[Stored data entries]
# # # # # # #
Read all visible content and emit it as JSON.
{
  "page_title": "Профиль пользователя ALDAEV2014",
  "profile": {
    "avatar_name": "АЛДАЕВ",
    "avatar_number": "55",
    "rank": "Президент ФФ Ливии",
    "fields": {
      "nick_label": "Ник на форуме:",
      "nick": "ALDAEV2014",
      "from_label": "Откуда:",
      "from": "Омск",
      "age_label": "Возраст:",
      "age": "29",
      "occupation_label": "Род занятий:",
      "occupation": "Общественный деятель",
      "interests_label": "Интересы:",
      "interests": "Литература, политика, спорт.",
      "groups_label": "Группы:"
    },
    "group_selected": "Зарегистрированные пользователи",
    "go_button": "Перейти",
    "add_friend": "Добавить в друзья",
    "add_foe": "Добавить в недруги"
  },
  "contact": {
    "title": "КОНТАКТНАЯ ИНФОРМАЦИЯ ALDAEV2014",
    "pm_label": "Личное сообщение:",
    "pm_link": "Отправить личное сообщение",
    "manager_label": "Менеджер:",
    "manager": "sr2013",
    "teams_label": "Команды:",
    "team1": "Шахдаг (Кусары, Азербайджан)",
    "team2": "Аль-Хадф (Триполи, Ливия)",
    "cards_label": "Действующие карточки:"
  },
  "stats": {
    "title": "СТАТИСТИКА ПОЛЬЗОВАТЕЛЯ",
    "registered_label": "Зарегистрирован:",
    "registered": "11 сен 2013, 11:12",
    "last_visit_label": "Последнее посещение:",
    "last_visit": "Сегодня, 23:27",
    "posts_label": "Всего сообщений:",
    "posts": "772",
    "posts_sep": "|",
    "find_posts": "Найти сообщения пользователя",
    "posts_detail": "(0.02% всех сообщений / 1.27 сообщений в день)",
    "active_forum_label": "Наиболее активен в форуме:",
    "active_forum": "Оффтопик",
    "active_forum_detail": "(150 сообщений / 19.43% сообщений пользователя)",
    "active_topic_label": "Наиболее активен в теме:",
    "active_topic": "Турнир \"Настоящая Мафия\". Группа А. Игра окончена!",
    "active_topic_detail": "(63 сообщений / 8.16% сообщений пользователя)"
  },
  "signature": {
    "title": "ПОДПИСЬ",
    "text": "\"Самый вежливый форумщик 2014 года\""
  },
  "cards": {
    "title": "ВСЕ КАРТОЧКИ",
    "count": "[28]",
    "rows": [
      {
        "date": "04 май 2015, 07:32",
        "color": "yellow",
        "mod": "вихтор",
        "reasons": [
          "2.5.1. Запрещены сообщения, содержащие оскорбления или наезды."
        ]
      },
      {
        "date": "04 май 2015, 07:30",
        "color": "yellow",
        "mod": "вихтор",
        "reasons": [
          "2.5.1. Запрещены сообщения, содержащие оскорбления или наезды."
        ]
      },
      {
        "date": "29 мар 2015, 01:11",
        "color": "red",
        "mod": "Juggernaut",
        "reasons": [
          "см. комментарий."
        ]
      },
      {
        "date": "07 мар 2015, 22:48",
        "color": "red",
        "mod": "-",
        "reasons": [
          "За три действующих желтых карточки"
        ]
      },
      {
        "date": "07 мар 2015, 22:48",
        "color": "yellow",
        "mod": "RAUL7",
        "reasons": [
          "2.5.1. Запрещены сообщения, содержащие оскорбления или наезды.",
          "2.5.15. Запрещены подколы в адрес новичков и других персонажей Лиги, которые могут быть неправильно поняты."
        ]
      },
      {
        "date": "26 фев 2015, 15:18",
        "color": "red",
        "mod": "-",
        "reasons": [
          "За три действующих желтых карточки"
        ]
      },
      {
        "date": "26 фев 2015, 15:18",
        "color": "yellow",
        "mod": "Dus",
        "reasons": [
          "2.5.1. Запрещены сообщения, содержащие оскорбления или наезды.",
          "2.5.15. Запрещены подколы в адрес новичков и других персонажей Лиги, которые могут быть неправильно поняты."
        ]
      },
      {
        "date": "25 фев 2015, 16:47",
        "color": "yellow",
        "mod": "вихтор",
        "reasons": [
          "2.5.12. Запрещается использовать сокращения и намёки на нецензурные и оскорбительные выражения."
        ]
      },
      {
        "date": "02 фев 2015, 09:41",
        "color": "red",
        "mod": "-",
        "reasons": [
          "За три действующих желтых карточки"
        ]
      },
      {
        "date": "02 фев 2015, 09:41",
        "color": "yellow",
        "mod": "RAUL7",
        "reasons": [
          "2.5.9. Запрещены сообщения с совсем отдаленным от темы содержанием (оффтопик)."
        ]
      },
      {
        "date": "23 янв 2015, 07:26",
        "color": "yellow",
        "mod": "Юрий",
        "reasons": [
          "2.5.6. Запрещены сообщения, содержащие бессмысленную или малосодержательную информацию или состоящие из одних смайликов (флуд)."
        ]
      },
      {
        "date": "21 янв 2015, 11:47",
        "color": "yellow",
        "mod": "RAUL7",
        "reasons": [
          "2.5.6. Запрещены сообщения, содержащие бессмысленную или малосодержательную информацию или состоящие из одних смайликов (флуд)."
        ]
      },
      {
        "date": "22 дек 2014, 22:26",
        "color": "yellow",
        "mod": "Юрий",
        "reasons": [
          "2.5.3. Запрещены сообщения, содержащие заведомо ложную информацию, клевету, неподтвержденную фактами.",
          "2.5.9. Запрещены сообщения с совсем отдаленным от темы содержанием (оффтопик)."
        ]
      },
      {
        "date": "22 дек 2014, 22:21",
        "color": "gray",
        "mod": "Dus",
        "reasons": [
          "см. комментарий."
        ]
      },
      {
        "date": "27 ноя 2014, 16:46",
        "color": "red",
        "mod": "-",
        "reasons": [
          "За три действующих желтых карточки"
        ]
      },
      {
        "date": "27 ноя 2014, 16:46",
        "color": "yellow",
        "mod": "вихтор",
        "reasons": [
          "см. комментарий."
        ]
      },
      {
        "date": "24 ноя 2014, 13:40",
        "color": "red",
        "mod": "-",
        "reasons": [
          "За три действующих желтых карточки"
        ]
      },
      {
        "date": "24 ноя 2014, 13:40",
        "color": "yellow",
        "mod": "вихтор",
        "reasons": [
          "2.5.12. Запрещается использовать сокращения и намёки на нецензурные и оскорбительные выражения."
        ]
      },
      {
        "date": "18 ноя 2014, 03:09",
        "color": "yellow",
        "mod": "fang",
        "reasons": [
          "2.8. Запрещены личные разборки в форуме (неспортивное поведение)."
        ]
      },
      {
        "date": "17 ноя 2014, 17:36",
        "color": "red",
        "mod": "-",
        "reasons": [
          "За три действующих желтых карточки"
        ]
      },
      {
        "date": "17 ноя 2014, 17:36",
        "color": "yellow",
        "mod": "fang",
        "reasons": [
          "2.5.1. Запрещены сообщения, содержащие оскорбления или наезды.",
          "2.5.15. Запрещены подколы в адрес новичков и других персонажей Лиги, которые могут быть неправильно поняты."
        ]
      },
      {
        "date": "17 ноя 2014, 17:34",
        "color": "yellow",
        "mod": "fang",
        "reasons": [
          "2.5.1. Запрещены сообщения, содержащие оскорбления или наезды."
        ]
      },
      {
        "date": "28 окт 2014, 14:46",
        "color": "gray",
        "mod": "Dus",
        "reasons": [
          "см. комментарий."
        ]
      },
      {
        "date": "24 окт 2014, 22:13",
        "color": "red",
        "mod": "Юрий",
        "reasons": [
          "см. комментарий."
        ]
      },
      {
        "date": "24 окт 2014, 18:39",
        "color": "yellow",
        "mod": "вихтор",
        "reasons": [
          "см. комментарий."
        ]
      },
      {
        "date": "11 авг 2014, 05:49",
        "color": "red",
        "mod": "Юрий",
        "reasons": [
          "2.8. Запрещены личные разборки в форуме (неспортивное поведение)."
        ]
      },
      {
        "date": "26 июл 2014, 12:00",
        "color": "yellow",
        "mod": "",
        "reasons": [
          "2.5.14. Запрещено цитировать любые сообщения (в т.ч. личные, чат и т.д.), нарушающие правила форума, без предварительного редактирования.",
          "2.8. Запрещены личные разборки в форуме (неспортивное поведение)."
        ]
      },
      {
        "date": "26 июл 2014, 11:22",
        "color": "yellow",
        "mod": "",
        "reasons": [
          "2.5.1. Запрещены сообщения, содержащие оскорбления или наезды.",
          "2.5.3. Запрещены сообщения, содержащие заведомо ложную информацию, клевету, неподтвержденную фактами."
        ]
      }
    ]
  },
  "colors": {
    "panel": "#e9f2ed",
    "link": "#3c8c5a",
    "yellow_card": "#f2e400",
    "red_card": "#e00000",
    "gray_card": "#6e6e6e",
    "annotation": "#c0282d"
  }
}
# # # # # # #
# WHAT YOU SHOULD DO
What is the number of lines that hold the string "сообщений"? Give it alone.

# EXERCISE OUTPUT
4